__DESCRIPTION OF THE TASK__.
Find each line below that contains the string "vertex", and copy every such line in full.

__DATA SHOWN__.
________________________
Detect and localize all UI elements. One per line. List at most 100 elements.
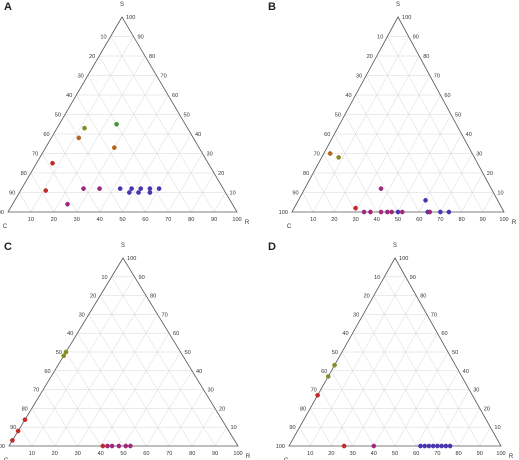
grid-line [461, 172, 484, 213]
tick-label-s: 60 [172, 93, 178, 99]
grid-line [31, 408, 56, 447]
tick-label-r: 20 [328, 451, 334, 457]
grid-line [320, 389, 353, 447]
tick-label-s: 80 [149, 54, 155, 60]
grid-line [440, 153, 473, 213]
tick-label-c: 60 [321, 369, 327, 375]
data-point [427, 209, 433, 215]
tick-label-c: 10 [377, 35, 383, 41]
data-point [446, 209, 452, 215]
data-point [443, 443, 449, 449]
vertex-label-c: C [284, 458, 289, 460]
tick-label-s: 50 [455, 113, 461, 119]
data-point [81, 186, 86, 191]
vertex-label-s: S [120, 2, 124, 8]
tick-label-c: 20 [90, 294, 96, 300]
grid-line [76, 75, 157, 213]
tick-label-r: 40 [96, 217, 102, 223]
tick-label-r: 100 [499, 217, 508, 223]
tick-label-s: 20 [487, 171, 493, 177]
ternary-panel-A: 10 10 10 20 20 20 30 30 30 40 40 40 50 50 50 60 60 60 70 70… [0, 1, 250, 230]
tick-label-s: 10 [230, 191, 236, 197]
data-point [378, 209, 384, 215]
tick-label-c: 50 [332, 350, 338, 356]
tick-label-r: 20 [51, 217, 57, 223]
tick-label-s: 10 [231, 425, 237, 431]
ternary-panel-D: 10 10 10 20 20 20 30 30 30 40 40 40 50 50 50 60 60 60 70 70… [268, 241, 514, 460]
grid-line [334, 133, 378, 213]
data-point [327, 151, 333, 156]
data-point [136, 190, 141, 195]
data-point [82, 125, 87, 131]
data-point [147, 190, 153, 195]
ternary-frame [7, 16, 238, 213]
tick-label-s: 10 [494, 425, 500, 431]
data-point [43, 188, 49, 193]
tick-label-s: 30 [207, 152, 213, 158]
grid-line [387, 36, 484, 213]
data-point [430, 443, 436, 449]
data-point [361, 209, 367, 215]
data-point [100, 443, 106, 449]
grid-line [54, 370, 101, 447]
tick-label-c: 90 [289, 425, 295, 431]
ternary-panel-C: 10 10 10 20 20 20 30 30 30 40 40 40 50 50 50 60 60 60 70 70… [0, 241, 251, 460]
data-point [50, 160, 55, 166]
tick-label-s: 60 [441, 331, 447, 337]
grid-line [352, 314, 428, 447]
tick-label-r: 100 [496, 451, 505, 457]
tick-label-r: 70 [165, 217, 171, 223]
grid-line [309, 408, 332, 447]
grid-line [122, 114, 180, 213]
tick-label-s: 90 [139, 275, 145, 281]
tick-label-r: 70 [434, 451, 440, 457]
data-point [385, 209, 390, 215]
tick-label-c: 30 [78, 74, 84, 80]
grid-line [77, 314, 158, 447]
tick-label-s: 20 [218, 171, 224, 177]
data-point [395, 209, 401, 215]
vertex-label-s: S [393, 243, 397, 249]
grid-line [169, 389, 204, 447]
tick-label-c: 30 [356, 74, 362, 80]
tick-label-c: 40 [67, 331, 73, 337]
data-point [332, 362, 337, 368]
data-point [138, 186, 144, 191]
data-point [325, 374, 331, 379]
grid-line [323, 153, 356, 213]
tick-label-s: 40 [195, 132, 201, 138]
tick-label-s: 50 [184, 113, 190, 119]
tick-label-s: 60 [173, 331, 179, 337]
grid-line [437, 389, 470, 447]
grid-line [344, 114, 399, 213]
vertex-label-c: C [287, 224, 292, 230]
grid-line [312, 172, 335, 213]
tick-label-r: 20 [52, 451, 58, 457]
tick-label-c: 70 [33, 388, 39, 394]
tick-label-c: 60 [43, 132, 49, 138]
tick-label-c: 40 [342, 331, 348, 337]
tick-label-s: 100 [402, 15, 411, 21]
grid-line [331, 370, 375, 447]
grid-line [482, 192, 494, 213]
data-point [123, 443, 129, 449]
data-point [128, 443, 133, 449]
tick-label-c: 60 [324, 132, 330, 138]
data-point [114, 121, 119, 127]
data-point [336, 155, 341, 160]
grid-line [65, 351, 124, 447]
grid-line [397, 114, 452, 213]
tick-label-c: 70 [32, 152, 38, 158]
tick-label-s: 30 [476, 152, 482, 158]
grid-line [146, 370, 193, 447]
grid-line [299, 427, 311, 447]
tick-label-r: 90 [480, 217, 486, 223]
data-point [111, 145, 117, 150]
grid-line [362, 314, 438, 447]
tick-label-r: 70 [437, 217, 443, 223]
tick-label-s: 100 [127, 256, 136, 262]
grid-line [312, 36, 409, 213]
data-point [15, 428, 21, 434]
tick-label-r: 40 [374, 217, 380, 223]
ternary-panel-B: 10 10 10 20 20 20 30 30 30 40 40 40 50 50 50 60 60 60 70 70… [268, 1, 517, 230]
________________________
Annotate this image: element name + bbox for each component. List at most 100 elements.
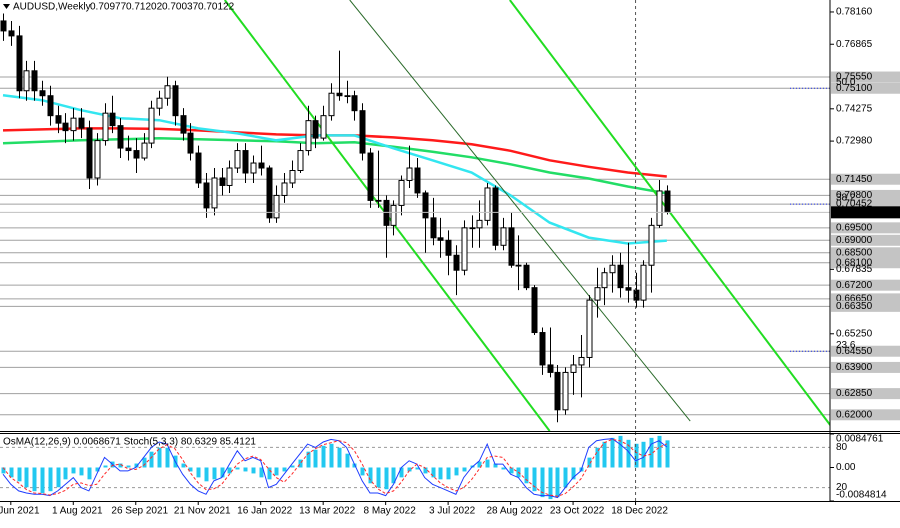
________________________
__WRITTEN RESPONSE__.
vertex-label-c: C [284, 458, 289, 460]
vertex-label-s: S [120, 2, 124, 8]
vertex-label-s: S [393, 243, 397, 249]
vertex-label-c: C [287, 224, 292, 230]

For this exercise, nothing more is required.